Passage shown =>
# Trend Router lathe



## MikeJhn (25 Sep 2017)

Just bought a Trend Router lathe off e-bay at a good price, anyone have any tips or comments on how to get the best out of it, it has the manual and all the available accessories with it, I have four different router to choose from, from a Katsu up too a 2.5HP Hitachi so not lacking a powerful or detail unit to attach to it, just looking for some hint and tips from those who have/had one.

Mike


----------



## SVB (25 Sep 2017)

One listed in for sale section now. Owner may be worth a PM?


----------



## dickm (25 Sep 2017)

Got one from the tip in Newport Pagnell years ago and tried to get on with it but failed. Whoever it was on the forum who bought it off me probably worked out how to use it properly :?


----------



## bugbear (26 Sep 2017)

SVB":1novvvc3 said:


> One listed in for sale section now. Owner may be worth a PM?



Good idea - this thread:

post1174760.html?hilit=router#p1174760

And this one (a year ago)

post1066799.html?hilit=%20router%20lathe%20#p1066799

BugBear


----------



## MikeJhn (27 Sep 2017)

Anyone know where I can source a replacement cable, thinking of getting a cycle cable, can sorse one at 3500mm long, but don't know if its long enough anyone know?

Mike


----------



## dickm (27 Sep 2017)

Well, the whole thing is about a metre long and if I recall correctly, the cable runs from end to end and back, with a few extra turns. So 3500mm should be plenty. But best to ask someone who still has the "lathe"!


----------



## MikeJoh (27 Sep 2017)

Found 3mm Bowden cable on e-bay in any length so no longer a problem.

Mike


----------



## MikeJhn (29 Sep 2017)

Also found these: https://www.amazon.co.uk/Ajax-Scientifi ... QBYS9FS3HW and 25mm ones further down the page, so it looks as though I am sorted for spares of the items that break most often, will post again when they all turn up.

Also found these on e-bay: http://www.tts-group.co.uk/assorted-pla ... -PULL.html

Reason behind obtaining these is that one 50mm wheel was broken when the unit arrived and the cable was not in good condition, I negotiated a discount with the vendor that I am happy with, so it cost me a lot less than first posted, even with buying the spares it still comes in less than the original £60.00.

Mike


----------



## MikeJhn (29 Sep 2017)

3mm Bowden cable is too thick for the pulleys, teach me measure the original, couldn't find the vernier calliper, still I need some catenary wire, 2mm now sourced and ordered.

Mike


----------



## MikeJhn (3 Oct 2017)

If anyone is interested there is a thread on the Router Lathe here: http://www.routerforums.com/jigs-fixtur ... apter.html

Mike


----------



## MikeJhn (5 Oct 2017)

In case anyone else is looking for one of these, I thought it may be helpful to point out what to look for when buying second hand, beside the obvious checking the cast items are intact and the rails are straight, it seems that the 2"/50mm pulleys are somewhat delicate, as all the ones I have seen have a 1"/25mm pulley on the cable drive end of the unit on the underside, this should be a 50mm pulley to keep the correct tension on the cable, see the post's above for possible source's, the cable itself is 1.5mm dia, which is a standard cycle brake cable size, or just look for 1.5mm dia Bowden cable on the internet or e-bay, for the fittings to the cable, electrical crimp fittings will work for the spring and carriage attachment, if I find any other tips I will post on here, I am especially looking at chip and dust management as well as the tips given on the Routerforums site re the guide's.

Dataset excerpts =>

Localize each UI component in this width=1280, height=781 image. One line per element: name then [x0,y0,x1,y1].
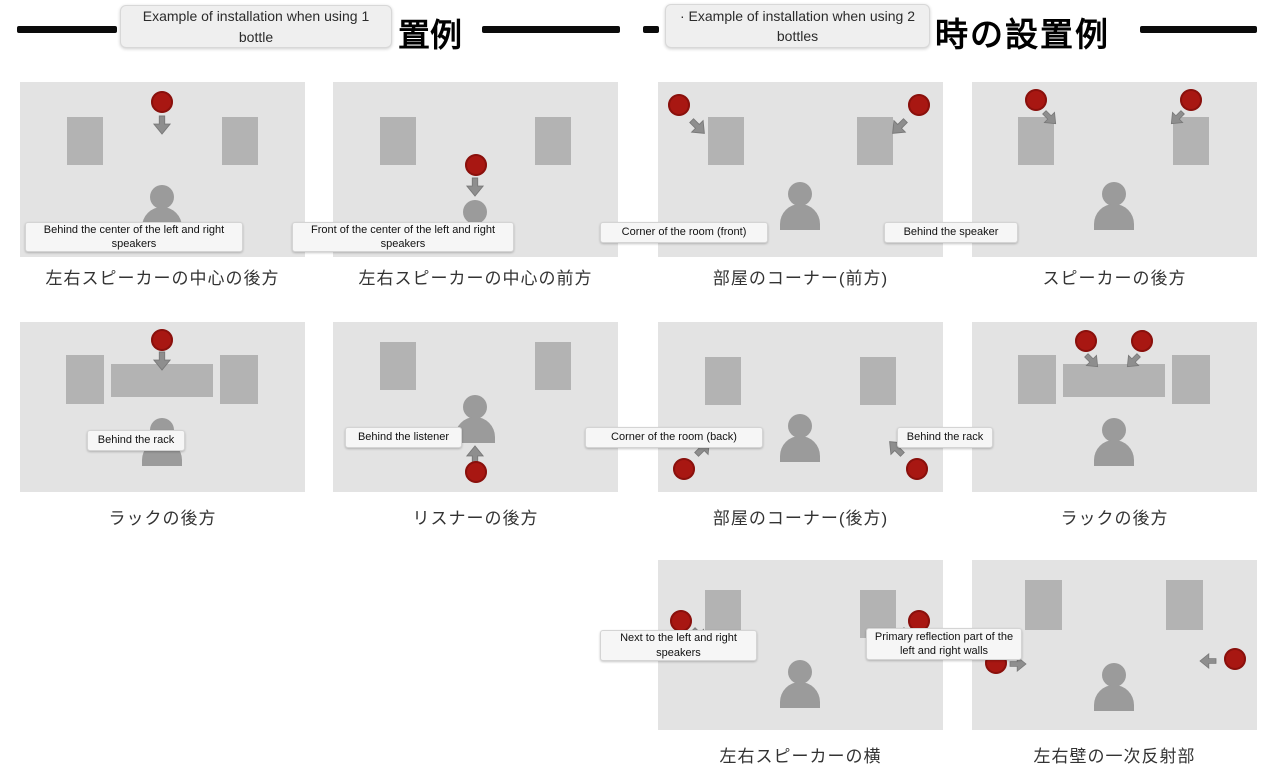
speaker-right [535,117,571,165]
card-behind-the-speaker [972,82,1257,257]
card-caption: 左右スピーカーの横 [719,747,882,766]
bottle-marker-icon [1131,330,1153,352]
speaker-right [1173,117,1209,165]
card-caption: 左右スピーカーの中心の後方 [45,269,280,288]
card-caption: 左右スピーカーの中心の前方 [358,269,593,288]
translation-tooltip-2-bottles: · Example of installation when using 2 b… [665,4,930,48]
card-caption: 部屋のコーナー(前方) [712,269,889,288]
arrow-left-icon [1199,652,1217,670]
rack-block [1063,364,1165,397]
listener-icon [780,660,820,708]
translation-tooltip: Front of the center of the left and righ… [292,222,514,252]
bottle-marker-icon [151,329,173,351]
speaker-right [1172,355,1210,404]
speaker-left [380,342,416,390]
arrow-down-icon [465,177,485,197]
speaker-left [1025,580,1062,630]
bottle-marker-icon [1180,89,1202,111]
listener-icon [780,414,820,462]
listener-icon [1094,418,1134,466]
arrow-down-right-icon [689,118,705,134]
card-behind-the-rack-2 [972,322,1257,492]
arrow-down-icon [152,351,172,371]
speaker-right [857,117,893,165]
speaker-left [67,117,103,165]
divider-right-2 [1140,26,1257,33]
card-caption: ラックの後方 [108,509,217,528]
bottle-marker-icon [1224,648,1246,670]
arrow-down-right-icon [1042,110,1057,125]
listener-icon [1094,182,1134,230]
translation-tooltip: Behind the center of the left and right … [25,222,243,252]
arrow-down-left-icon [1126,353,1141,368]
card-caption: スピーカーの後方 [1042,269,1187,288]
arrow-down-icon [152,115,172,135]
card-caption: リスナーの後方 [412,509,539,528]
card-caption: ラックの後方 [1060,509,1169,528]
card-caption: 部屋のコーナー(後方) [712,509,889,528]
translation-tooltip: Behind the listener [345,427,462,448]
bottle-marker-icon [906,458,928,480]
speaker-left [66,355,104,404]
translation-tooltip: Behind the speaker [884,222,1018,243]
translation-tooltip-1-bottle: Example of installation when using 1 bot… [120,5,392,48]
arrow-down-right-icon [1084,353,1099,368]
translation-tooltip: Primary reflection part of the left and … [866,628,1022,660]
speaker-left [1018,355,1056,404]
divider-left-1 [17,26,117,33]
divider-right-1 [643,26,659,33]
bottle-marker-icon [1075,330,1097,352]
bottle-marker-icon [673,458,695,480]
section-title-2-bottles: 時の設置例 [935,16,1110,53]
bottle-marker-icon [465,154,487,176]
card-behind-the-listener [333,322,618,492]
arrow-right-icon [1009,655,1027,673]
translation-tooltip: Behind the rack [87,430,185,451]
arrow-down-left-icon [892,118,908,134]
speaker-right [1166,580,1203,630]
card-corner-of-room-back [658,322,943,492]
bottle-marker-icon [908,94,930,116]
speaker-right [535,342,571,390]
listener-icon [1094,663,1134,711]
divider-left-2 [482,26,620,33]
speaker-right [860,357,896,405]
speaker-left [1018,117,1054,165]
card-behind-the-rack-1 [20,322,305,492]
translation-tooltip: Corner of the room (back) [585,427,763,448]
bottle-marker-icon [151,91,173,113]
listener-icon [780,182,820,230]
bottle-marker-icon [908,610,930,632]
translation-tooltip: Next to the left and right speakers [600,630,757,661]
translation-tooltip: Corner of the room (front) [600,222,768,243]
listener-icon [142,185,182,233]
speaker-right [222,117,258,165]
arrow-down-left-icon [1170,110,1185,125]
bottle-marker-icon [1025,89,1047,111]
speaker-left [380,117,416,165]
speaker-right [220,355,258,404]
bottle-marker-icon [670,610,692,632]
bottle-marker-icon [668,94,690,116]
bottle-marker-icon [465,461,487,483]
translation-tooltip: Behind the rack [897,427,993,448]
speaker-left [705,357,741,405]
speaker-left [708,117,744,165]
card-caption: 左右壁の一次反射部 [1033,747,1196,766]
section-title-1-bottle: 置例 [398,17,463,53]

What is needed =>
Reproduce the Trend Router lathe thread from "Got one from" up to and including "it properly :?", swapping "years ago" for "some time ago".

Solution to the problem =>
Got one from the tip in Newport Pagnell some time ago and tried to get on with it but failed. Whoever it was on the forum who bought it off me probably worked out how to use it properly :?